- [Exercise]
Which lines have the string "Cash"? Copy all of them from the entries below.

- [The input]
⟨
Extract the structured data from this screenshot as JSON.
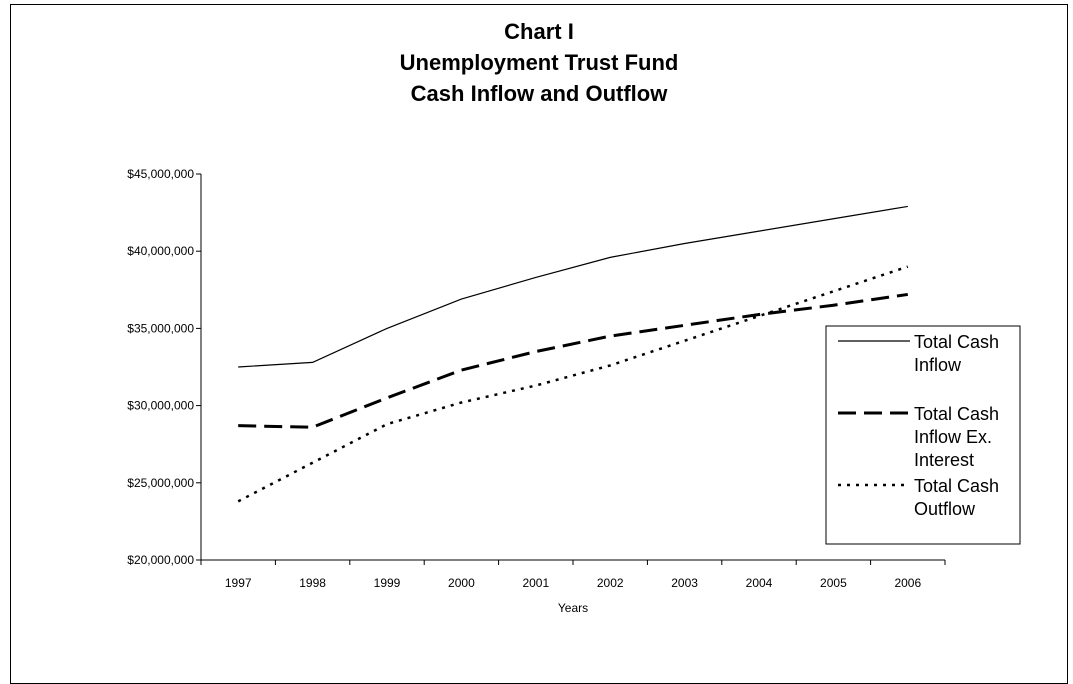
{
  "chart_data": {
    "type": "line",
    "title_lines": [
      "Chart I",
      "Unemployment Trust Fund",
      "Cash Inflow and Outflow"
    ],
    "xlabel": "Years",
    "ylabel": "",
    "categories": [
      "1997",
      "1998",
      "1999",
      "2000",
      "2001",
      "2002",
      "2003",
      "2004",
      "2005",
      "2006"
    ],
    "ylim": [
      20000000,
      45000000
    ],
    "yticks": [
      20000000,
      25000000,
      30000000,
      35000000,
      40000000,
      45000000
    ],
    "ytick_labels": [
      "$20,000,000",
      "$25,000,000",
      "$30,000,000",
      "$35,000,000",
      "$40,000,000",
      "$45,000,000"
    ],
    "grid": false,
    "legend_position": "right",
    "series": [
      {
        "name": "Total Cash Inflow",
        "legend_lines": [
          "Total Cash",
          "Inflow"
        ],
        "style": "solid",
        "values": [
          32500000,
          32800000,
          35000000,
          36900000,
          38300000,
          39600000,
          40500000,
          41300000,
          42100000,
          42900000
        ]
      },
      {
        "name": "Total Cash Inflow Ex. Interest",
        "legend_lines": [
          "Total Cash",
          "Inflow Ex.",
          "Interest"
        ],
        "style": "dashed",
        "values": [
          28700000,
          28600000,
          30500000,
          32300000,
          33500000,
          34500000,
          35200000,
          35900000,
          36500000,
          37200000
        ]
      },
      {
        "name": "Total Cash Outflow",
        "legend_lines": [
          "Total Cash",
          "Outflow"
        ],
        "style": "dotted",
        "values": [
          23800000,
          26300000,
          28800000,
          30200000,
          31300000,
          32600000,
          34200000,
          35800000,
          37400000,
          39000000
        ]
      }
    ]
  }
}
⟩
- [Reply]
      "Cash Inflow and Outflow"
        "name": "Total Cash Inflow",
          "Total Cash",
        "name": "Total Cash Inflow Ex. Interest",
          "Total Cash",
        "name": "Total Cash Outflow",
          "Total Cash",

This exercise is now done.